Goal: List, from the lines below, each one with "invalid" in it.

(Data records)
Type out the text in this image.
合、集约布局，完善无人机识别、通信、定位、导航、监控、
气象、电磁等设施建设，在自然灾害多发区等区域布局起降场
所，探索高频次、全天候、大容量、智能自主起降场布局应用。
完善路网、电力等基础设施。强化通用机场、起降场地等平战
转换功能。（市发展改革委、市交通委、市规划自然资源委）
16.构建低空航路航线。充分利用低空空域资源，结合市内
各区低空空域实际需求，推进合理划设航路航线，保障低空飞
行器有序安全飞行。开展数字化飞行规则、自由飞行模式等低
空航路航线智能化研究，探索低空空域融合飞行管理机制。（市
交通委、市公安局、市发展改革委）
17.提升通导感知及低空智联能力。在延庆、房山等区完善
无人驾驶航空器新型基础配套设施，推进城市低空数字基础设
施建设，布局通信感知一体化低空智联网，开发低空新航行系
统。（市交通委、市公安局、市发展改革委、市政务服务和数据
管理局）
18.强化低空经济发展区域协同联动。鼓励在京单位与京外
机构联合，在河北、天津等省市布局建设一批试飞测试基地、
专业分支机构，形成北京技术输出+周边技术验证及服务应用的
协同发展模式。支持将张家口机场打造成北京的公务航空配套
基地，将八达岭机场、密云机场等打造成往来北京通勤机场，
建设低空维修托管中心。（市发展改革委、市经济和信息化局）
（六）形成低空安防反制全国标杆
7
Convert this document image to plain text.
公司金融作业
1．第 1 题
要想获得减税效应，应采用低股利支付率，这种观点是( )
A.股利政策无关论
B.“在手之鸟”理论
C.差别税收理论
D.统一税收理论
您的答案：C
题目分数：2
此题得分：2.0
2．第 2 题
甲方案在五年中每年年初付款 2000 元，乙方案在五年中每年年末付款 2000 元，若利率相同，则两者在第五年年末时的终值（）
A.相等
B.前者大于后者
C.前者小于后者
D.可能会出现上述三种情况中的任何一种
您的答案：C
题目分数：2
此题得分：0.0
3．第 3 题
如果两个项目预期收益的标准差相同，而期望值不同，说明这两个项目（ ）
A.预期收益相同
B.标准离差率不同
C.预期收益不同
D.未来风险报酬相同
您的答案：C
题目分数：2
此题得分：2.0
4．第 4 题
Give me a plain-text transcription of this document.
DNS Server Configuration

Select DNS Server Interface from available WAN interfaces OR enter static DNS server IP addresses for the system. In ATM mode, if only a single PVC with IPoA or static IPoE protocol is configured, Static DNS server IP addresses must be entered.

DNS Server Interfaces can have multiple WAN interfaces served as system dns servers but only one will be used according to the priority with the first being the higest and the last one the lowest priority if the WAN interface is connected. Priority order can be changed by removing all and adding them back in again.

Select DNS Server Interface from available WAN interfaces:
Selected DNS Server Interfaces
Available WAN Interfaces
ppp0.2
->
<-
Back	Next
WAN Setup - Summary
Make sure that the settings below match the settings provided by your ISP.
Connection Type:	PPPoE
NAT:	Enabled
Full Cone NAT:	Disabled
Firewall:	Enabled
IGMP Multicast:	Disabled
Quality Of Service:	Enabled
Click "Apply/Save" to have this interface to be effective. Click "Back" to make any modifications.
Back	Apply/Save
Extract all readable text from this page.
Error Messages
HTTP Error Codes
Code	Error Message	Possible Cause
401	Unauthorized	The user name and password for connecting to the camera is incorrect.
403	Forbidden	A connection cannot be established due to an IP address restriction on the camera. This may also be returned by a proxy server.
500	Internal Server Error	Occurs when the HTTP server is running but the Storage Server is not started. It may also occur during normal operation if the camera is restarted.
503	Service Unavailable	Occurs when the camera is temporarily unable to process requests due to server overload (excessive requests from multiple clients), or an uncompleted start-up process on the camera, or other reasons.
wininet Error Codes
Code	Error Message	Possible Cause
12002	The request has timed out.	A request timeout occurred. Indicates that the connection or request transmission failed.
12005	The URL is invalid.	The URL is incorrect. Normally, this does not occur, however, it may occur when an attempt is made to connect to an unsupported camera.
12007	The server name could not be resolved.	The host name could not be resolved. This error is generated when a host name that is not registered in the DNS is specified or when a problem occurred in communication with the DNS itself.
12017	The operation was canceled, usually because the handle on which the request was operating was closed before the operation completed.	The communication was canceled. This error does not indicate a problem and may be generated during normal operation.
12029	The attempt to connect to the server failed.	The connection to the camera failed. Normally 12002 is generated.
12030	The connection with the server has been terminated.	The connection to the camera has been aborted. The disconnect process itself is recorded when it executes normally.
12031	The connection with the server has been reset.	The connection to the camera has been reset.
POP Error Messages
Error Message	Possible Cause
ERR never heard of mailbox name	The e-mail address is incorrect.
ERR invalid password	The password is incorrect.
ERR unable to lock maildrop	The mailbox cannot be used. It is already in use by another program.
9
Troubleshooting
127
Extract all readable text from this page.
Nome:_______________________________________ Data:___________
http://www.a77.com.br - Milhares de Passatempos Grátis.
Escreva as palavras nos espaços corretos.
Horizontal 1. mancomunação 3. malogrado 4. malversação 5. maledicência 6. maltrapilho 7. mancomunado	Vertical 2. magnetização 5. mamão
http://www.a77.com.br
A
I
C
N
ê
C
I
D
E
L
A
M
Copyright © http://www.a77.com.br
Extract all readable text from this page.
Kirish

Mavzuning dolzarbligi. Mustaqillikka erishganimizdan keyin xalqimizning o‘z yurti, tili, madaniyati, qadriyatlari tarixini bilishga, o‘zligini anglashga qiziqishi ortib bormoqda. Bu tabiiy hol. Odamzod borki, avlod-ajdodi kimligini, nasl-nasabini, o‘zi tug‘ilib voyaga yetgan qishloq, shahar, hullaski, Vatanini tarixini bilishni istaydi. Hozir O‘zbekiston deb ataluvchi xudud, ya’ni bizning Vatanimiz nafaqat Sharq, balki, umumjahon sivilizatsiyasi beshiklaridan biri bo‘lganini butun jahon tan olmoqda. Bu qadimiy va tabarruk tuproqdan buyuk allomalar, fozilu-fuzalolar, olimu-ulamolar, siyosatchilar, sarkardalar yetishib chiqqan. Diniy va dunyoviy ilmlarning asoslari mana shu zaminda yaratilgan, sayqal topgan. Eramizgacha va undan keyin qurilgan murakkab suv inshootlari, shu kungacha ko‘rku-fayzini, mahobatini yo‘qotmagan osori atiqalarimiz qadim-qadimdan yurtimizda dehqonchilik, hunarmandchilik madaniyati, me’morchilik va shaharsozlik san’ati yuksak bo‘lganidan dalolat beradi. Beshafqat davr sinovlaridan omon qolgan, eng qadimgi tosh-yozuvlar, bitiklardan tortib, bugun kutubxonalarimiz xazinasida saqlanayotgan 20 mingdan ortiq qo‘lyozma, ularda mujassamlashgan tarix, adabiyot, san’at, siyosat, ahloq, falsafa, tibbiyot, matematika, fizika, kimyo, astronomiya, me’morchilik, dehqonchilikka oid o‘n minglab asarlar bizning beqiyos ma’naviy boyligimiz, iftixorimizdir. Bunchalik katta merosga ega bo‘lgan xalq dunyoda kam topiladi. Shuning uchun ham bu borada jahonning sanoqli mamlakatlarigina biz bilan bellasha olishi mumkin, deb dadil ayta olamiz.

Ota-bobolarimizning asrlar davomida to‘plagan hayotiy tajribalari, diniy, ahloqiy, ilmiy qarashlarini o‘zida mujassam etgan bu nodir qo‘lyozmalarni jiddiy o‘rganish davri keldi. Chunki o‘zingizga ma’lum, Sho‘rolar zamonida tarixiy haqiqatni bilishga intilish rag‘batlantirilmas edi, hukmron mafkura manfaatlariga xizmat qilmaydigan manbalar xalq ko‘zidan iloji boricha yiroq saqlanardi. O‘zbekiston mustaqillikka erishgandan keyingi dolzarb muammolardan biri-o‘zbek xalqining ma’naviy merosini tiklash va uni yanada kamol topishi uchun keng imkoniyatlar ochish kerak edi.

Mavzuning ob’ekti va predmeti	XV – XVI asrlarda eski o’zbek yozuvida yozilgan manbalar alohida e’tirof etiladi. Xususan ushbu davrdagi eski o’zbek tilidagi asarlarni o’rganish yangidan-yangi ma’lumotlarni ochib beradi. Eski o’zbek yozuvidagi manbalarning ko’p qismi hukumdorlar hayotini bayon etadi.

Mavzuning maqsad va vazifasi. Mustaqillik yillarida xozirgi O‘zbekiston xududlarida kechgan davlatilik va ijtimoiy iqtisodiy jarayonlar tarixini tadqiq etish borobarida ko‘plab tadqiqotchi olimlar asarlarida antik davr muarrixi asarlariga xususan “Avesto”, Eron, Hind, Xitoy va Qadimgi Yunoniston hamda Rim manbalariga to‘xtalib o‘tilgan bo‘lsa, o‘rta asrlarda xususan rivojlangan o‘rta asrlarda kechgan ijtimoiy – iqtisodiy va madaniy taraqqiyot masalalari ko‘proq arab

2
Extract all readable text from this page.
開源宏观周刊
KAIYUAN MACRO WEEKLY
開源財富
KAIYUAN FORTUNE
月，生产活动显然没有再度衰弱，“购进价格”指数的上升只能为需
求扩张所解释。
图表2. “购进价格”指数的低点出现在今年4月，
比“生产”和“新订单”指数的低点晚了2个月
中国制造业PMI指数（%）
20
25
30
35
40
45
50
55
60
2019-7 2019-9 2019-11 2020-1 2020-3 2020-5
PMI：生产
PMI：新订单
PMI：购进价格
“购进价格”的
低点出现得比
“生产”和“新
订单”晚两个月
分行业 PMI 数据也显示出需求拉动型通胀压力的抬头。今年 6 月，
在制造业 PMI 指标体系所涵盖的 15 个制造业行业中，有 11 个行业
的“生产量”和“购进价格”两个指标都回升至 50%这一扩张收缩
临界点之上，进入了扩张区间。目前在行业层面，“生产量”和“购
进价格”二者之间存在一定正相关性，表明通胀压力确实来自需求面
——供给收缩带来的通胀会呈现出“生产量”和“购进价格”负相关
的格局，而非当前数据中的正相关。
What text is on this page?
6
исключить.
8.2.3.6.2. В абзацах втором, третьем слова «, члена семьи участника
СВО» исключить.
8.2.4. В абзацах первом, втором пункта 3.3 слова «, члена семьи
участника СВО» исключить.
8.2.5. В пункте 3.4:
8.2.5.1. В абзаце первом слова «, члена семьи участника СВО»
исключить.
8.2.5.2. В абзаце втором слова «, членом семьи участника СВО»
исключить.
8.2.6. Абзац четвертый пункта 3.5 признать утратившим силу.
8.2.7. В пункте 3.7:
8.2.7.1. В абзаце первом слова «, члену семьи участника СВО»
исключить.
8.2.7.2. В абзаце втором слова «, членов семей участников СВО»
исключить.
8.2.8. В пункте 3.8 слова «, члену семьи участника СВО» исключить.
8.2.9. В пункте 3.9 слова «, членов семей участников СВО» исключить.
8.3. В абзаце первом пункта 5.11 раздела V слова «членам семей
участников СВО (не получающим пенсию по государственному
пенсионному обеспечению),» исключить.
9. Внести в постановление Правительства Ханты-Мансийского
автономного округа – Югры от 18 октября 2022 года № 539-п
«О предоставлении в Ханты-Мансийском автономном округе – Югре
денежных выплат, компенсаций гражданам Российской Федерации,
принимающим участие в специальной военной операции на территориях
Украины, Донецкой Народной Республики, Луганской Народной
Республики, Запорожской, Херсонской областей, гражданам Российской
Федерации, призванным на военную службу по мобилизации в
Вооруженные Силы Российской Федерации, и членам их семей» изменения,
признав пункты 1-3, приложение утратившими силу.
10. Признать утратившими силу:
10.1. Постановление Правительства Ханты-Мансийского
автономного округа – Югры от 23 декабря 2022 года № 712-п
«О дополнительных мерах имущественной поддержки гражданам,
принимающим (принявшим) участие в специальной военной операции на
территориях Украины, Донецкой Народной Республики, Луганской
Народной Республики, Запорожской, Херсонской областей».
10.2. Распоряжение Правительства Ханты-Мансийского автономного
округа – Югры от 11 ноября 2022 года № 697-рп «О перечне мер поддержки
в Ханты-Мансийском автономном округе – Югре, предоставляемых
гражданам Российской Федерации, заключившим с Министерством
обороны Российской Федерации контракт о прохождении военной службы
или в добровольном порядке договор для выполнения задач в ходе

Solved exercise:
12005	The URL is invalid.	The URL is incorrect. Normally, this does not occur, however, it may occur when an attempt is made to connect to an unsupported camera.
ERR invalid password	The password is incorrect.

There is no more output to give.